# [Source records]
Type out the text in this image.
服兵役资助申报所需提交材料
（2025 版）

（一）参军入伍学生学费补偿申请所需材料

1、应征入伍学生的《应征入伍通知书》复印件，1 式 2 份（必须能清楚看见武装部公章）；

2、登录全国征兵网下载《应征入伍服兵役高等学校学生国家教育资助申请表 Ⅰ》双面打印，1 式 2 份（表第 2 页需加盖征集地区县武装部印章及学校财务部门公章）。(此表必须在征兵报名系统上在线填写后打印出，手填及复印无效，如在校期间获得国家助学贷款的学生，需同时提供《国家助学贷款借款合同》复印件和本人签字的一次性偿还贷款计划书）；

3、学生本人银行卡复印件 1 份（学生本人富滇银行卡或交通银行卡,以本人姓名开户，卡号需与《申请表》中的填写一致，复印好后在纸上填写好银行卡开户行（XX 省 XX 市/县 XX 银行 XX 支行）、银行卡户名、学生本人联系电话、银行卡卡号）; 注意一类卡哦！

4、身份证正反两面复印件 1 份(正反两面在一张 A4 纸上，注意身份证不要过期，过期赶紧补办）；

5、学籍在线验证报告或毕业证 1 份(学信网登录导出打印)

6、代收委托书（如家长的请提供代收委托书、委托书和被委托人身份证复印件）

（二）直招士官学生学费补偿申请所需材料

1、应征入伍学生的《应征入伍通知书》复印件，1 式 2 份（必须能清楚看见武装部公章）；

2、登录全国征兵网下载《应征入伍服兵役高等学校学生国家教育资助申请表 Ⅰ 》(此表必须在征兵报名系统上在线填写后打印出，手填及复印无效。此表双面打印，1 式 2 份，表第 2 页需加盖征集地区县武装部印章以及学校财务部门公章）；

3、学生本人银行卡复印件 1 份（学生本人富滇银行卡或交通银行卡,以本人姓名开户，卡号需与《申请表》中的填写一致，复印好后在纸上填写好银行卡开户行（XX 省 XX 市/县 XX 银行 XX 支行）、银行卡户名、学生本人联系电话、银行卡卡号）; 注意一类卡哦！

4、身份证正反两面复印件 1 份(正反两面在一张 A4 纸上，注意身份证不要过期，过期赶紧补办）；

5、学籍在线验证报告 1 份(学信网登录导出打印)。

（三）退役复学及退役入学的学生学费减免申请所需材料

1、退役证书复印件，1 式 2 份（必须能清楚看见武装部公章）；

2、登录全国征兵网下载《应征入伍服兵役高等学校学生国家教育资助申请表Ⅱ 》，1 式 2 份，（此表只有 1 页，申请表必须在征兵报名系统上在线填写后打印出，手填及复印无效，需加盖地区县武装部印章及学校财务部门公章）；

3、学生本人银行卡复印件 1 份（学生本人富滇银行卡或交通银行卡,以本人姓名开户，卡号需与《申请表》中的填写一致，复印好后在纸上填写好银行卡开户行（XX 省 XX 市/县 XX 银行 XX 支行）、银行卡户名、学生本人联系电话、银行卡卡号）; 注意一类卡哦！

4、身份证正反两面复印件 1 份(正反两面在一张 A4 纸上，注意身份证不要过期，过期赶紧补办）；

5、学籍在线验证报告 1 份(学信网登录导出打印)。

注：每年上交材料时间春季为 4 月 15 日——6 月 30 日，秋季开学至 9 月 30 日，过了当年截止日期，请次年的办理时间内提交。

# [What this task involves]
Copy each line above that contains the word "手填及复印无效".

# [Output below]
2、登录全国征兵网下载《应征入伍服兵役高等学校学生国家教育资助申请表 Ⅰ》双面打印，1 式 2 份（表第 2 页需加盖征集地区县武装部印章及学校财务部门公章）。(此表必须在征兵报名系统上在线填写后打印出，手填及复印无效，如在校期间获得国家助学贷款的学生，需同时提供《国家助学贷款借款合同》复印件和本人签字的一次性偿还贷款计划书）；
2、登录全国征兵网下载《应征入伍服兵役高等学校学生国家教育资助申请表 Ⅰ 》(此表必须在征兵报名系统上在线填写后打印出，手填及复印无效。此表双面打印，1 式 2 份，表第 2 页需加盖征集地区县武装部印章以及学校财务部门公章）；
2、登录全国征兵网下载《应征入伍服兵役高等学校学生国家教育资助申请表Ⅱ 》，1 式 2 份，（此表只有 1 页，申请表必须在征兵报名系统上在线填写后打印出，手填及复印无效，需加盖地区县武装部印章及学校财务部门公章）；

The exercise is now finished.